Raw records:

##########

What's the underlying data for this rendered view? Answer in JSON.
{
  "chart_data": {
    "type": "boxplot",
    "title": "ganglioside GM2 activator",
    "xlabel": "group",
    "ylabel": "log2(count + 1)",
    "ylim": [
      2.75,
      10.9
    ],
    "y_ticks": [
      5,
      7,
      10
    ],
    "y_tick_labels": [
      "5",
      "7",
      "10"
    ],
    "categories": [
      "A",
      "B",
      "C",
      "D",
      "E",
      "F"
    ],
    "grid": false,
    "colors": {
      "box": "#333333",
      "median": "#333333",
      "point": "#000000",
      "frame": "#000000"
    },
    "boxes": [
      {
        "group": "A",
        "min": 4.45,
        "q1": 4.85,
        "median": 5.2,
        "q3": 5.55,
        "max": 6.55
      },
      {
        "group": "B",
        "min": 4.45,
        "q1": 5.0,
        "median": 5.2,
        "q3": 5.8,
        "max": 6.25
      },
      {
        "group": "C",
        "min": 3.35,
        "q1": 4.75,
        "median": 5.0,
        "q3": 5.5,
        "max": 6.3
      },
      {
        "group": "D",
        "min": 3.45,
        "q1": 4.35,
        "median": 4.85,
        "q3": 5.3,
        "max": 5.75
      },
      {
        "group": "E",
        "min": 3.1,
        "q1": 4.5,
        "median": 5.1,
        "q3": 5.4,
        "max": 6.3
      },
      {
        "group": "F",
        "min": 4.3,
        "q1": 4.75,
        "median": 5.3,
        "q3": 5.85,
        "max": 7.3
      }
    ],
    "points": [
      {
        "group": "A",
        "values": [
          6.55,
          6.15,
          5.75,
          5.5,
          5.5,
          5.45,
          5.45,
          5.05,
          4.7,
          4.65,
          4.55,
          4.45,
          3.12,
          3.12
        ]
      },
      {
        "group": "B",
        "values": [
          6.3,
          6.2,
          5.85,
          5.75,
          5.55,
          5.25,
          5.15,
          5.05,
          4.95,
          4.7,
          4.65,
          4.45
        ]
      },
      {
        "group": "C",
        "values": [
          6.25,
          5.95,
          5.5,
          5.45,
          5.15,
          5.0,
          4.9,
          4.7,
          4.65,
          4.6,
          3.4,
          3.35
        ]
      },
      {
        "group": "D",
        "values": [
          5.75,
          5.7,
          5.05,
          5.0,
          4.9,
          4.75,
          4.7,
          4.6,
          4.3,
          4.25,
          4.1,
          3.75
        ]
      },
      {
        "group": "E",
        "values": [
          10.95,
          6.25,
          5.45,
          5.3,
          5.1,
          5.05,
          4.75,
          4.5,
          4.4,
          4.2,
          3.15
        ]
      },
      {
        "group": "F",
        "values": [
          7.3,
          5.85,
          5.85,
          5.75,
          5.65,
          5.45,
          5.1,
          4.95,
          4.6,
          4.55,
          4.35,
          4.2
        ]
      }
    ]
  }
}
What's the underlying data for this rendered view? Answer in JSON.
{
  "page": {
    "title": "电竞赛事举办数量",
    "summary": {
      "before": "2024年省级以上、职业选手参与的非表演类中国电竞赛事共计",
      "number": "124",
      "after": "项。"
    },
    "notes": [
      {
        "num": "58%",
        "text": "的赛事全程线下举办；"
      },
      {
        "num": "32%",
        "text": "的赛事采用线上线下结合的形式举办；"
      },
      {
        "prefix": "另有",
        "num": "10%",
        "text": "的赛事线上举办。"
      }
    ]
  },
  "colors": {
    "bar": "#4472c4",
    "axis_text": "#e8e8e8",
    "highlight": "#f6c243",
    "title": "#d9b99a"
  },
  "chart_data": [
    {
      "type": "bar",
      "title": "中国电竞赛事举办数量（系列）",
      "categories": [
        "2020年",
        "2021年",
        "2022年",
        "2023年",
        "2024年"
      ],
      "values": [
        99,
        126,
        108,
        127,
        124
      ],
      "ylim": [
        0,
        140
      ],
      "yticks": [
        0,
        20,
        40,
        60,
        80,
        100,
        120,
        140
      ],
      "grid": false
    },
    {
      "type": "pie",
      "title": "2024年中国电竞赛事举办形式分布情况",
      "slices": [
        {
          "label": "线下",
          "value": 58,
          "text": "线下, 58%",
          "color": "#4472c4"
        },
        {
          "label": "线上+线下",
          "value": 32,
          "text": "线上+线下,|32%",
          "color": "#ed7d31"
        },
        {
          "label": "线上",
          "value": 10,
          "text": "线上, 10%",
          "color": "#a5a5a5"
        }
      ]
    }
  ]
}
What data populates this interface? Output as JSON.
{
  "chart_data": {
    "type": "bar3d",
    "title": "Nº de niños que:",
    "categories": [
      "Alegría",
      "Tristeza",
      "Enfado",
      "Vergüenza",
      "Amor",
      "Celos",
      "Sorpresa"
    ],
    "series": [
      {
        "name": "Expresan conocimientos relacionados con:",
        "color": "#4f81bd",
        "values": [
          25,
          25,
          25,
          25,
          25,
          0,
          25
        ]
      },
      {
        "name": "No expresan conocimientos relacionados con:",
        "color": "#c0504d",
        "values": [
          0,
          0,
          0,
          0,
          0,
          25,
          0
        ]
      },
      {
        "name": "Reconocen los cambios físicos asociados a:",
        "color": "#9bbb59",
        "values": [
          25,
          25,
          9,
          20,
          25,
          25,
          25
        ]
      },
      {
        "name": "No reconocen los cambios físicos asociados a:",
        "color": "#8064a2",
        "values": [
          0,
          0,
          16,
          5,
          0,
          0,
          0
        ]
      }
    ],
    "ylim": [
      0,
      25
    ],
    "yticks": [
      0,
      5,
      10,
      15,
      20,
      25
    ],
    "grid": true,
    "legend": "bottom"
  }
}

##########

* Work required:
Search the records above for the string "type". Copy every line that contains it.

* Response below:
    "type": "boxplot",
      "type": "bar",
      "type": "pie",
    "type": "bar3d",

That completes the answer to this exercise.